# Written request
Report how many lines of these entries hold the string "chevron"; reply with the number alone.

# Data items
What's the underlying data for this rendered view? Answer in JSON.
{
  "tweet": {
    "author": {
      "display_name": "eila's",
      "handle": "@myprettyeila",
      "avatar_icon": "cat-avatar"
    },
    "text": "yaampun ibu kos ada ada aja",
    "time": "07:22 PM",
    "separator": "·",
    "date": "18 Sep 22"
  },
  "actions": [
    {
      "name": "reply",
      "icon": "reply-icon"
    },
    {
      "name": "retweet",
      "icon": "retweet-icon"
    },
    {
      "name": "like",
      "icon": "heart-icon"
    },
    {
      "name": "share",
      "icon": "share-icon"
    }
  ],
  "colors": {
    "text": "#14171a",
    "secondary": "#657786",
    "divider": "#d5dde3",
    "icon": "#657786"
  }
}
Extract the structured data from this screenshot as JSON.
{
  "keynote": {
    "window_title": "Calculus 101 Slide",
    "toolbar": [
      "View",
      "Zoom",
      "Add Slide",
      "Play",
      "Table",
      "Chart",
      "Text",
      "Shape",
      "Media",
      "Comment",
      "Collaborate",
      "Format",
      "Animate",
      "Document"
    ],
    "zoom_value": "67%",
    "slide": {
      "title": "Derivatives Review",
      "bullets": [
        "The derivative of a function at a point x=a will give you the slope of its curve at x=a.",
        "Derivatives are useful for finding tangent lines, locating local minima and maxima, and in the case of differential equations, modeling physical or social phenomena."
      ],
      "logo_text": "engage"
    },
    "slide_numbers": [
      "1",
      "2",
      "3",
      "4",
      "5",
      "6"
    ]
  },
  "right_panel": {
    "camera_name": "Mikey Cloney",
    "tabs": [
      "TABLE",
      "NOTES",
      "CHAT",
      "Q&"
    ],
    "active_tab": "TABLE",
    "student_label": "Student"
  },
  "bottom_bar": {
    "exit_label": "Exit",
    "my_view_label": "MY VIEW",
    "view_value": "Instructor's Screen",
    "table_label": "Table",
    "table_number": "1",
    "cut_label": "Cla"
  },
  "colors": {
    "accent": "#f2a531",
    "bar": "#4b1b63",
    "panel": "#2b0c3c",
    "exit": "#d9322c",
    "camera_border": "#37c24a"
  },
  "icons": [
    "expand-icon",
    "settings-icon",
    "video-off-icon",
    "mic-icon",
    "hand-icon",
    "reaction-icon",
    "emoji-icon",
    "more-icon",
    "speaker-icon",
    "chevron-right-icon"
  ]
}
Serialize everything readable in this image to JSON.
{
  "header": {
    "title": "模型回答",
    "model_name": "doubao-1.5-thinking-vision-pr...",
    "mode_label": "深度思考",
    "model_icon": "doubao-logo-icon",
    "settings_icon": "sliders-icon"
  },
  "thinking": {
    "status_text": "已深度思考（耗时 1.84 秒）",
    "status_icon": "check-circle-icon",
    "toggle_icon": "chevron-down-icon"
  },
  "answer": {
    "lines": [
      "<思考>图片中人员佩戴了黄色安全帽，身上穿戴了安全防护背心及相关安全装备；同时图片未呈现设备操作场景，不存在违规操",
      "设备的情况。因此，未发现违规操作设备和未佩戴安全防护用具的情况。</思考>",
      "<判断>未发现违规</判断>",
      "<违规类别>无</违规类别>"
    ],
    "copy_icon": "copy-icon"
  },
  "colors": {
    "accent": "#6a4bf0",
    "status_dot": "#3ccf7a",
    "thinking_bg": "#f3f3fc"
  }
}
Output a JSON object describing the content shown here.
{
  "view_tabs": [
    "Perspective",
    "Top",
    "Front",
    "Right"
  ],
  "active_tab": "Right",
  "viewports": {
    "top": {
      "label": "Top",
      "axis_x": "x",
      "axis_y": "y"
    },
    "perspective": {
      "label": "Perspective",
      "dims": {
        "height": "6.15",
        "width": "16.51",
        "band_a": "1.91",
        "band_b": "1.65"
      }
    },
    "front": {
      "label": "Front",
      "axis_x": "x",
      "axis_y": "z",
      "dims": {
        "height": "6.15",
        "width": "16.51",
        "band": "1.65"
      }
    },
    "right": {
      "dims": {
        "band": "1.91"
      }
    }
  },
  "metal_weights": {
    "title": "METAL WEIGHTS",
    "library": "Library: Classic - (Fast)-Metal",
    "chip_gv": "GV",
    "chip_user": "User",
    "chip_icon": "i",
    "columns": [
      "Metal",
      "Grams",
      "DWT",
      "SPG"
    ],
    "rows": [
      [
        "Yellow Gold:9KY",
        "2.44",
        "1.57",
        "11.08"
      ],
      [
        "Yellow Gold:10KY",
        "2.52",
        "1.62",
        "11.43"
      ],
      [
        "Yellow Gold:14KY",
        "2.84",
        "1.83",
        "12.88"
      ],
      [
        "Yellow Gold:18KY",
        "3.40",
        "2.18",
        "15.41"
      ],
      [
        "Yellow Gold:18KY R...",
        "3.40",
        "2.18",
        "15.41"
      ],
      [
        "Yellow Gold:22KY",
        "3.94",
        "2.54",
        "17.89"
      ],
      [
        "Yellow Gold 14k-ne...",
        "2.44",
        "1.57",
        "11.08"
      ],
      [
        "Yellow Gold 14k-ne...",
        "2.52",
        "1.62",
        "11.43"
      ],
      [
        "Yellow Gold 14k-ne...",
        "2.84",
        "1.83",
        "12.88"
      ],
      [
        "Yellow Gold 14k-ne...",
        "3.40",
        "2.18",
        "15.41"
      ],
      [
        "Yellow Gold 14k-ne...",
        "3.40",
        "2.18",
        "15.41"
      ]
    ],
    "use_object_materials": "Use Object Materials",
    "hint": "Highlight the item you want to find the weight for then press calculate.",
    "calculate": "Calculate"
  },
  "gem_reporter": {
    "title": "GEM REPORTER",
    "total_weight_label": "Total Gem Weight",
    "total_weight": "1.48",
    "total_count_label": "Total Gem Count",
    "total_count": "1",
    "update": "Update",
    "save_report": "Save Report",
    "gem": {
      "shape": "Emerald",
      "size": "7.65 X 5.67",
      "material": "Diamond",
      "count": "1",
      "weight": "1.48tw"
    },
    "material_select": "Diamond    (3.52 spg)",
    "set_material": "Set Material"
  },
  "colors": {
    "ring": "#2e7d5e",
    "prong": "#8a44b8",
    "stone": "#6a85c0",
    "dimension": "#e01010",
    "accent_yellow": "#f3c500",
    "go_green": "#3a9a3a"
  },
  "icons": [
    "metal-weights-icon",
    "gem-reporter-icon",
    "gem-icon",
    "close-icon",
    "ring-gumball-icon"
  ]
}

# Solution to this problem
2